» **SET EXERCISE**: Can you transcribe every line exactly and leave the pictures behind?

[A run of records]

+++++

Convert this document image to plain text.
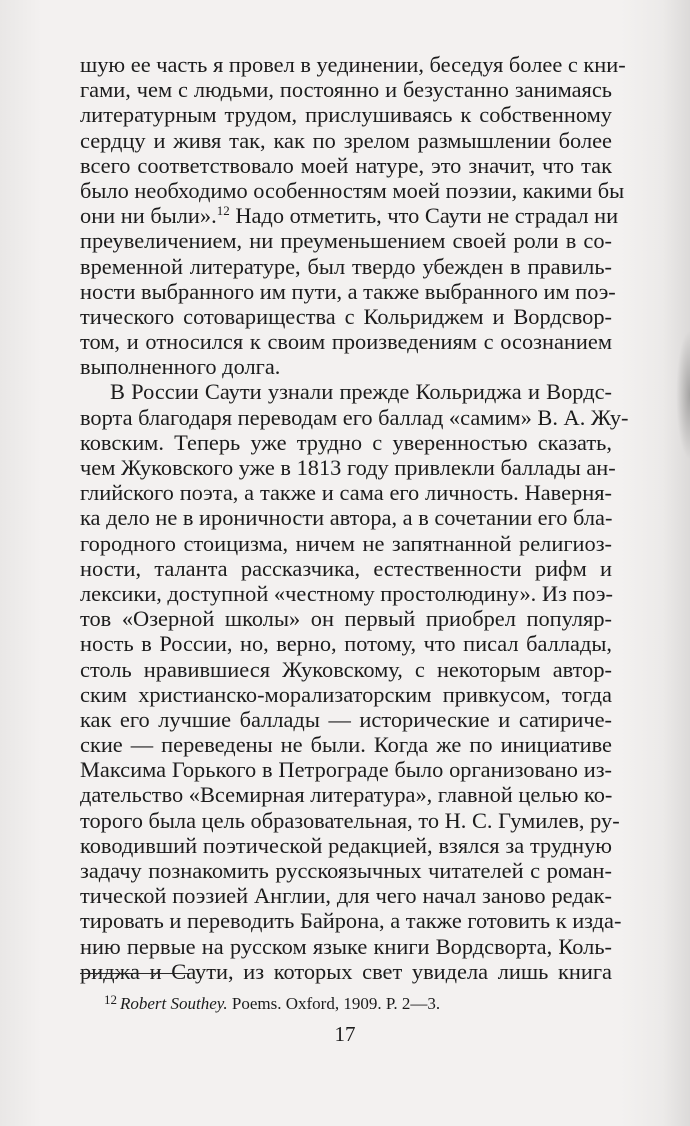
шую ее часть я провел в уединении, беседуя более с кни-
гами, чем с людьми, постоянно и безустанно занимаясь
литературным трудом, прислушиваясь к собственному
сердцу и живя так, как по зрелом размышлении более
всего соответствовало моей натуре, это значит, что так
было необходимо особенностям моей поэзии, какими бы
они ни были».$^{12}$ Надо отметить, что Саути не страдал ни
преувеличением, ни преуменьшением своей роли в со-
временной литературе, был твердо убежден в правиль-
ности выбранного им пути, а также выбранного им поэ-
тического сотоварищества с Кольриджем и Вордсвор-
том, и относился к своим произведениям с осознанием
выполненного долга.
В России Саути узнали прежде Кольриджа и Вордс-
ворта благодаря переводам его баллад «самим» В. А. Жу-
ковским. Теперь уже трудно с уверенностью сказать,
чем Жуковского уже в 1813 году привлекли баллады ан-
глийского поэта, а также и сама его личность. Наверня-
ка дело не в ироничности автора, а в сочетании его бла-
городного стоицизма, ничем не запятнанной религиоз-
ности, таланта рассказчика, естественности рифм и
лексики, доступной «честному простолюдину». Из поэ-
тов «Озерной школы» он первый приобрел популяр-
ность в России, но, верно, потому, что писал баллады,
столь нравившиеся Жуковскому, с некоторым автор-
ским христианско-морализаторским привкусом, тогда
как его лучшие баллады — исторические и сатириче-
ские — переведены не были. Когда же по инициативе
Максима Горького в Петрограде было организовано из-
дательство «Всемирная литература», главной целью ко-
торого была цель образовательная, то Н. С. Гумилев, ру-
ководивший поэтической редакцией, взялся за трудную
задачу познакомить русскоязычных читателей с роман-
тической поэзией Англии, для чего начал заново редак-
тировать и переводить Байрона, а также готовить к изда-
нию первые на русском языке книги Вордсворта, Коль-
риджа и Саути, из которых свет увидела лишь книга
$^{12}$ Robert Southey. Poems. Oxford, 1909. P. 2—3.
17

+++++

» **WORKED SOLUTION**:
Convert this document image to plain text.
шую ее часть я провел в уединении, беседуя более с кни-
гами, чем с людьми, постоянно и безустанно занимаясь
литературным трудом, прислушиваясь к собственному
сердцу и живя так, как по зрелом размышлении более
всего соответствовало моей натуре, это значит, что так
было необходимо особенностям моей поэзии, какими бы
они ни были».$^{12}$ Надо отметить, что Саути не страдал ни
преувеличением, ни преуменьшением своей роли в со-
временной литературе, был твердо убежден в правиль-
ности выбранного им пути, а также выбранного им поэ-
тического сотоварищества с Кольриджем и Вордсвор-
том, и относился к своим произведениям с осознанием
выполненного долга.
В России Саути узнали прежде Кольриджа и Вордс-
ворта благодаря переводам его баллад «самим» В. А. Жу-
ковским. Теперь уже трудно с уверенностью сказать,
чем Жуковского уже в 1813 году привлекли баллады ан-
глийского поэта, а также и сама его личность. Наверня-
ка дело не в ироничности автора, а в сочетании его бла-
городного стоицизма, ничем не запятнанной религиоз-
ности, таланта рассказчика, естественности рифм и
лексики, доступной «честному простолюдину». Из поэ-
тов «Озерной школы» он первый приобрел популяр-
ность в России, но, верно, потому, что писал баллады,
столь нравившиеся Жуковскому, с некоторым автор-
ским христианско-морализаторским привкусом, тогда
как его лучшие баллады — исторические и сатириче-
ские — переведены не были. Когда же по инициативе
Максима Горького в Петрограде было организовано из-
дательство «Всемирная литература», главной целью ко-
торого была цель образовательная, то Н. С. Гумилев, ру-
ководивший поэтической редакцией, взялся за трудную
задачу познакомить русскоязычных читателей с роман-
тической поэзией Англии, для чего начал заново редак-
тировать и переводить Байрона, а также готовить к изда-
нию первые на русском языке книги Вордсворта, Коль-
риджа и Саути, из которых свет увидела лишь книга
$^{12}$ Robert Southey. Poems. Oxford, 1909. P. 2—3.
17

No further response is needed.